Task to carry out ▸
Identify every line in the records below that contains the word "kunal", and copy each of those lines.

━━ Stored records

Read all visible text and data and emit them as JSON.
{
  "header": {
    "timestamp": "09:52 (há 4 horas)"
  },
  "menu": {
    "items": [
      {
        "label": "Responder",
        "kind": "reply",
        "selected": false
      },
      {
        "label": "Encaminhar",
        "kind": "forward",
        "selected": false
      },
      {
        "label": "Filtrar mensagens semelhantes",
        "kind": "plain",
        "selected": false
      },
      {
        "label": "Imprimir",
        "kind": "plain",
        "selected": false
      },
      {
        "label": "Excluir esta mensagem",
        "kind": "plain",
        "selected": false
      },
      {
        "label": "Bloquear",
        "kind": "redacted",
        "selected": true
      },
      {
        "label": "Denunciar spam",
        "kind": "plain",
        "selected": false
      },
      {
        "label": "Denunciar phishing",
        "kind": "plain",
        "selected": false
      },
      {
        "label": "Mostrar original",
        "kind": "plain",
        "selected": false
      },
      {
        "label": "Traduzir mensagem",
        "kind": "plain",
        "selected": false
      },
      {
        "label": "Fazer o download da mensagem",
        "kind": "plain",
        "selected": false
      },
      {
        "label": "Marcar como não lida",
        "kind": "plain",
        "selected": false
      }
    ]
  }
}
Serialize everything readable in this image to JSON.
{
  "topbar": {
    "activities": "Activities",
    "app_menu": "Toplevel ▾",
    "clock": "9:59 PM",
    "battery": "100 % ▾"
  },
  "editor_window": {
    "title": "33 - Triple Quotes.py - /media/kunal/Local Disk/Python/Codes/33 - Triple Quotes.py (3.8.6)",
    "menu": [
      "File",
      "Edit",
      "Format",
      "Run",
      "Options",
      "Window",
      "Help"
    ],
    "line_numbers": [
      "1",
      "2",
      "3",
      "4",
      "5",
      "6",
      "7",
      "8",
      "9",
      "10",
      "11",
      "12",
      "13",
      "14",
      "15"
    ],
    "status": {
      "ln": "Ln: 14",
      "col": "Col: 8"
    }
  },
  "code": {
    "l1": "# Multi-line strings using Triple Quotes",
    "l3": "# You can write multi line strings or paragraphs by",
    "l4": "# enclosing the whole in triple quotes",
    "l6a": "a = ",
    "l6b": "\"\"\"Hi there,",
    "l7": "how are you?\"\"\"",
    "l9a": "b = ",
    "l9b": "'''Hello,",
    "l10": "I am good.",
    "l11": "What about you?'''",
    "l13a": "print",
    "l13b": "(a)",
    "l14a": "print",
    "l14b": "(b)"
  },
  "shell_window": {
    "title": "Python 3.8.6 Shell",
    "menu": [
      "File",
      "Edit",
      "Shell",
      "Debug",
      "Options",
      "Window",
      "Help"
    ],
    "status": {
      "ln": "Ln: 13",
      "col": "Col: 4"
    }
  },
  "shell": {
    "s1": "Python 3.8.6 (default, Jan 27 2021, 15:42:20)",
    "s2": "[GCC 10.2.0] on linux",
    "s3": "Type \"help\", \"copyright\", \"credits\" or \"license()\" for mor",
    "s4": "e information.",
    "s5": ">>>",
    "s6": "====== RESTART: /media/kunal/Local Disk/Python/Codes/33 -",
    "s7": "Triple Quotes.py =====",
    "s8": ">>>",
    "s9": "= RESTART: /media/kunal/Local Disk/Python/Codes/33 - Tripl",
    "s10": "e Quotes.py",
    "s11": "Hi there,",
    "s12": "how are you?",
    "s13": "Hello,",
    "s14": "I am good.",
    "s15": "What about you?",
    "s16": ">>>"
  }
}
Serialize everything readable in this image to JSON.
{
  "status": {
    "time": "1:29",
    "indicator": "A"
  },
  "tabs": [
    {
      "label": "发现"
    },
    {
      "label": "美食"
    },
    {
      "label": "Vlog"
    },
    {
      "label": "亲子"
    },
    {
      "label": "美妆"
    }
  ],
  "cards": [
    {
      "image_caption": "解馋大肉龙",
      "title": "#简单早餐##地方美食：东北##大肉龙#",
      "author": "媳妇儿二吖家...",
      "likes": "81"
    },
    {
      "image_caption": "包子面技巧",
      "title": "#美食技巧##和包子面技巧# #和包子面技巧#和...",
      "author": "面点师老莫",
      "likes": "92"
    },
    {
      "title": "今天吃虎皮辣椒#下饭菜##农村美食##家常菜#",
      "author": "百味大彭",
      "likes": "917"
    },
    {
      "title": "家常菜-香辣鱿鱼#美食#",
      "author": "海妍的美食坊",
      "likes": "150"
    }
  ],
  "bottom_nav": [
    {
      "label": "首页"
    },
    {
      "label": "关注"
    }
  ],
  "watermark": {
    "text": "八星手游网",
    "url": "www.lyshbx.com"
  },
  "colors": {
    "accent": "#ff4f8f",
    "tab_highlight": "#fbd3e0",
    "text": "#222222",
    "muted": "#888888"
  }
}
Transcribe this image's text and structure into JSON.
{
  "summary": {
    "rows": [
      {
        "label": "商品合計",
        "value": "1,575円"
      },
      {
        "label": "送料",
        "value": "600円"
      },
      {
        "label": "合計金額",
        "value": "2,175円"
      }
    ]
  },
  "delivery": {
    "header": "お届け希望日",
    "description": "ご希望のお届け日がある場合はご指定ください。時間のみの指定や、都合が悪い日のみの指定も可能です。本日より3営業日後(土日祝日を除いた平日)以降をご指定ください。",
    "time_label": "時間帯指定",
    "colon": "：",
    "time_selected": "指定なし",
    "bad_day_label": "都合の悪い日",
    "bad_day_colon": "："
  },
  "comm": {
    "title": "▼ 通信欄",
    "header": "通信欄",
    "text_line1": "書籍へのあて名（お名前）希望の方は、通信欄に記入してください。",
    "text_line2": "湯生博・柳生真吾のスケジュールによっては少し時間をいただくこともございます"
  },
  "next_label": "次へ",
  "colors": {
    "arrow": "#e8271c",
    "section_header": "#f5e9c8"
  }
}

━━━━

Reply to the exercise ▸
    "title": "33 - Triple Quotes.py - /media/kunal/Local Disk/Python/Codes/33 - Triple Quotes.py (3.8.6)",
    "s6": "====== RESTART: /media/kunal/Local Disk/Python/Codes/33 -",
    "s9": "= RESTART: /media/kunal/Local Disk/Python/Codes/33 - Tripl",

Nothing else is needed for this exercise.